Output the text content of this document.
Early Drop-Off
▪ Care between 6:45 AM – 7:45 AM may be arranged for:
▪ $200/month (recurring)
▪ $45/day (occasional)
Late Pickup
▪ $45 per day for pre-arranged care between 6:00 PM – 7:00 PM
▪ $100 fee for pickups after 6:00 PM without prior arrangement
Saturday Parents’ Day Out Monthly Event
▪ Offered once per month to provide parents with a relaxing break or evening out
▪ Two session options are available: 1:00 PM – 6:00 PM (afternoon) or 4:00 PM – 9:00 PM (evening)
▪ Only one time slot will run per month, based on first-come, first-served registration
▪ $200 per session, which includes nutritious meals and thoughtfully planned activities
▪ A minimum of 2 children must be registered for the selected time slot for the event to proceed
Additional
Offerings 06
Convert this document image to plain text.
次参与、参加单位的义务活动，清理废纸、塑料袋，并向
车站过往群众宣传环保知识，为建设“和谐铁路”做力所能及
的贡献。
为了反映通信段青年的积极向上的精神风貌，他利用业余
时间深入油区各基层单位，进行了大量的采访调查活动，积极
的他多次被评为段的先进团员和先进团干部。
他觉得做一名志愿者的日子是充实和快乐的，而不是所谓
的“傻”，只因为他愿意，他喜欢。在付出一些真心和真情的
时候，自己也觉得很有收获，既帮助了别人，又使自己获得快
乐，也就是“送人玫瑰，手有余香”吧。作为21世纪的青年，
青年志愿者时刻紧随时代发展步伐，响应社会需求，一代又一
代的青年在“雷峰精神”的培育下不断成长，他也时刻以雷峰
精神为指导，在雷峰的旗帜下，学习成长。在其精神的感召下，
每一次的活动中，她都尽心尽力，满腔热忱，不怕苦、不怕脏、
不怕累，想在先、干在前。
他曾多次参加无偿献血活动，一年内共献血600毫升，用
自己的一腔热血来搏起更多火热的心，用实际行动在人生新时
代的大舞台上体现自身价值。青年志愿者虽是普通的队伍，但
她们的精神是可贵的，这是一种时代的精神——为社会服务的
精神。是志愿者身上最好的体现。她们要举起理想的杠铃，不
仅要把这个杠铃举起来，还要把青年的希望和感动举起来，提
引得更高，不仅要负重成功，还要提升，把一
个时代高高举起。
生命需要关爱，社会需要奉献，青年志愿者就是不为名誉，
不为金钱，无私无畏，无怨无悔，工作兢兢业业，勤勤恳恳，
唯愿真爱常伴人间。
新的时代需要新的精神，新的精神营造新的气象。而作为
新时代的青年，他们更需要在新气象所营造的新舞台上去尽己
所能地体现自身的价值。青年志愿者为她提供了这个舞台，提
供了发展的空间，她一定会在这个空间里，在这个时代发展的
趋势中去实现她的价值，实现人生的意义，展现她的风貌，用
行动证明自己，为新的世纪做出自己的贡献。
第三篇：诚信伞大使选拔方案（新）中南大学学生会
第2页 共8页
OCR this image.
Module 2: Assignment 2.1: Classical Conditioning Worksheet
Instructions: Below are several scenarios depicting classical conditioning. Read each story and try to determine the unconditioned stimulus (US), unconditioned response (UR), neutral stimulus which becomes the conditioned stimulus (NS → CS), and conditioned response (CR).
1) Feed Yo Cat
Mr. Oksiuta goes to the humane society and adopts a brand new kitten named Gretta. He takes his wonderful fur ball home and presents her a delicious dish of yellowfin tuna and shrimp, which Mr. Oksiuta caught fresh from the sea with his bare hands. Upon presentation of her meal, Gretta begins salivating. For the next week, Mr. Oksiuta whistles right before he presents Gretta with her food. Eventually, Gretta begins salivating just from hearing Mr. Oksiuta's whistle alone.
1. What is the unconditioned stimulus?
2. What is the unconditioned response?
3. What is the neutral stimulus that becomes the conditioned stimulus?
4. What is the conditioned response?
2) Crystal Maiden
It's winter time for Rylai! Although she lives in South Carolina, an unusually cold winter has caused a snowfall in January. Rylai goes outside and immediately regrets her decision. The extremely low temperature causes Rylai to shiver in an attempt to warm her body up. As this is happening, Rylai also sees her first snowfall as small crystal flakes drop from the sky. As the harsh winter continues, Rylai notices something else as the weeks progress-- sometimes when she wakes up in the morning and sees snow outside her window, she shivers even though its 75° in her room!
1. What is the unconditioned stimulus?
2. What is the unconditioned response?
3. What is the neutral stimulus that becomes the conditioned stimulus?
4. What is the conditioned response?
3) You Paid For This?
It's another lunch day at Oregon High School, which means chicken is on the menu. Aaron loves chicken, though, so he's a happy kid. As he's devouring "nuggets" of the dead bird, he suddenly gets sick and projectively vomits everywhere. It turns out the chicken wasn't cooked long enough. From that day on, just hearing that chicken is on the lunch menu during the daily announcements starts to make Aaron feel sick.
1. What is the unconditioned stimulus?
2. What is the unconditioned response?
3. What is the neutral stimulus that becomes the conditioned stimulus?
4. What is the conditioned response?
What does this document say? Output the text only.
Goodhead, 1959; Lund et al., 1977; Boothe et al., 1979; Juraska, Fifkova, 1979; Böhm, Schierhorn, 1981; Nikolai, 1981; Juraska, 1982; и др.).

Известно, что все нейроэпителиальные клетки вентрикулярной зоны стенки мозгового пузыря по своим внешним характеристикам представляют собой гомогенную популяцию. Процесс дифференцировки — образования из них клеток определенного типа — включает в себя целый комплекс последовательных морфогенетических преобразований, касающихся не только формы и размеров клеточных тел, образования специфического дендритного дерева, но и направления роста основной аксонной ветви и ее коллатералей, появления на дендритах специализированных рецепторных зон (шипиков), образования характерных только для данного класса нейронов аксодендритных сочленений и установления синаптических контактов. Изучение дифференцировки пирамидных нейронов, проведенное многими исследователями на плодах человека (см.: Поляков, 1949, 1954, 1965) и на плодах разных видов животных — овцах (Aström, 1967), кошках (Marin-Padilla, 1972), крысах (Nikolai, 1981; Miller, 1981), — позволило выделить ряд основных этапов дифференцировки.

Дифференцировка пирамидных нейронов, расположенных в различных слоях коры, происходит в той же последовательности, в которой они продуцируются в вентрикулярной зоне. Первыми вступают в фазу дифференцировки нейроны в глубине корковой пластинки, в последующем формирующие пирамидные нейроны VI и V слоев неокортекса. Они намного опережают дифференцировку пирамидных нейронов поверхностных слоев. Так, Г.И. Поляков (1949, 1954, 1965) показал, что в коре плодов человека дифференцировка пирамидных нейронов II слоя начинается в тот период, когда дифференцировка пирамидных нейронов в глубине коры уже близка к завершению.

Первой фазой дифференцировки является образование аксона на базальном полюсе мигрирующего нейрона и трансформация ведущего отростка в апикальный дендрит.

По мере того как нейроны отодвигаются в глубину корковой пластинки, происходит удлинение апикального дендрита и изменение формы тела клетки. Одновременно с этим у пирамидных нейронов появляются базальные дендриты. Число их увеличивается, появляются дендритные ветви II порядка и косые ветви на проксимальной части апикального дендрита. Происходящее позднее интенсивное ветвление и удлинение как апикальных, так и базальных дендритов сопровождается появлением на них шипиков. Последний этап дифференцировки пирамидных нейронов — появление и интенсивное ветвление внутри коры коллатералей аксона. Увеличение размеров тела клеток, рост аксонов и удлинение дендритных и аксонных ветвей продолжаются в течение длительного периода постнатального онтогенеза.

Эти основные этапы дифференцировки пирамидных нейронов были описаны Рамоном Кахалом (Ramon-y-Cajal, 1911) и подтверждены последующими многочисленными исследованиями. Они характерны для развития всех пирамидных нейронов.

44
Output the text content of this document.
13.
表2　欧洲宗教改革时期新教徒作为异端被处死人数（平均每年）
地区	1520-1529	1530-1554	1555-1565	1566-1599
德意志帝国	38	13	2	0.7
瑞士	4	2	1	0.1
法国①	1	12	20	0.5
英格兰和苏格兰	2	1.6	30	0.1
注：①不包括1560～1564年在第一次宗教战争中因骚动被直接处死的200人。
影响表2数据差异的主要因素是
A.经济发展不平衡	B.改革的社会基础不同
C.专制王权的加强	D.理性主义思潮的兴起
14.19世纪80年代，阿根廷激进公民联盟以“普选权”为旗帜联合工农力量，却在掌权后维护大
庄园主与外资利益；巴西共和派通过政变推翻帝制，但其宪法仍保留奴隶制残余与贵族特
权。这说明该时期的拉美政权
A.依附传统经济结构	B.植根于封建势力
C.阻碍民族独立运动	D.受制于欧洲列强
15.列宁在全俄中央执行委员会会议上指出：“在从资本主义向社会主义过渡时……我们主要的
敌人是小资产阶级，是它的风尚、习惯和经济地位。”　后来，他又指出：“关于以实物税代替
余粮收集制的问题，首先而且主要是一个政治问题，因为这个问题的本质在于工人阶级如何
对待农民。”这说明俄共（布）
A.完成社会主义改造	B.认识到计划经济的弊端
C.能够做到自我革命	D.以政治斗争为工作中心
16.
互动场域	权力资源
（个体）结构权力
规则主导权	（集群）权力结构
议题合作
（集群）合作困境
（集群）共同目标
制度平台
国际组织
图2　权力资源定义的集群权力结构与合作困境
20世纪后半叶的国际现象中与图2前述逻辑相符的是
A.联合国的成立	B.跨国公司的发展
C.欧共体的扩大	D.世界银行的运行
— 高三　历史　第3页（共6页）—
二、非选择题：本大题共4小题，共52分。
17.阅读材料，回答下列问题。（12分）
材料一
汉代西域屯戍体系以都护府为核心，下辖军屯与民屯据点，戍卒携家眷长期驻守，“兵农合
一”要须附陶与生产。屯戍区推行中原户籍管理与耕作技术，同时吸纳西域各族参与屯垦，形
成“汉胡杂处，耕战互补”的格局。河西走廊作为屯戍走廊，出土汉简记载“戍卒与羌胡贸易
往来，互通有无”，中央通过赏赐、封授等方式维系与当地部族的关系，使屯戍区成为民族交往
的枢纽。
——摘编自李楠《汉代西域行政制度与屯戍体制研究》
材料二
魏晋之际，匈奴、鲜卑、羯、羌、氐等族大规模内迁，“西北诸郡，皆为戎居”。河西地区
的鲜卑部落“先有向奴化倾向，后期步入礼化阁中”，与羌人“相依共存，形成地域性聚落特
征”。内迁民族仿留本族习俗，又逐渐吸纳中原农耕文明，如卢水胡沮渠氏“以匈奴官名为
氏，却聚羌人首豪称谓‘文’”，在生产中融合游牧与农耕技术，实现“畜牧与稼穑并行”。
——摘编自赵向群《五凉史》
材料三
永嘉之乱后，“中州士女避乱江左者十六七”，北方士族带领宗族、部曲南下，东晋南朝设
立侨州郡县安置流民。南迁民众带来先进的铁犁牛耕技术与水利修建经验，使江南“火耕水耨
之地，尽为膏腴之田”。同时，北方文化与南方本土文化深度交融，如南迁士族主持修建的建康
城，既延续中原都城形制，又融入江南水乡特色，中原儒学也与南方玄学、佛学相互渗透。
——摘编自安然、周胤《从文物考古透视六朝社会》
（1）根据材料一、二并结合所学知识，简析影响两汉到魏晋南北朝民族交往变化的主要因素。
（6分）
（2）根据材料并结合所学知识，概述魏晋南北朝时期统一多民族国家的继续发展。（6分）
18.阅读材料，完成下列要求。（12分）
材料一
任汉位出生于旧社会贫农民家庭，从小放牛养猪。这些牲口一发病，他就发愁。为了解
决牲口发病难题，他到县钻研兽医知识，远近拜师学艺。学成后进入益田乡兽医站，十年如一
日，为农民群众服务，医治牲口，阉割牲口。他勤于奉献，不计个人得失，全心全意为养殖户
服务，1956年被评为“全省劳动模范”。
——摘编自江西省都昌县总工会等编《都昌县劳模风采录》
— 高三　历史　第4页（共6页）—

(Directions): Return each line where "time" shows up.

(Response to the task):
▪ Only one time slot will run per month, based on first-come, first-served registration
▪ A minimum of 2 children must be registered for the selected time slot for the event to proceed
It's winter time for Rylai! Although she lives in South Carolina, an unusually cold winter has caused a snowfall in January. Rylai goes outside and immediately regrets her decision. The extremely low temperature causes Rylai to shiver in an attempt to warm her body up. As this is happening, Rylai also sees her first snowfall as small crystal flakes drop from the sky. As the harsh winter continues, Rylai notices something else as the weeks progress-- sometimes when she wakes up in the morning and sees snow outside her window, she shivers even though its 75° in her room!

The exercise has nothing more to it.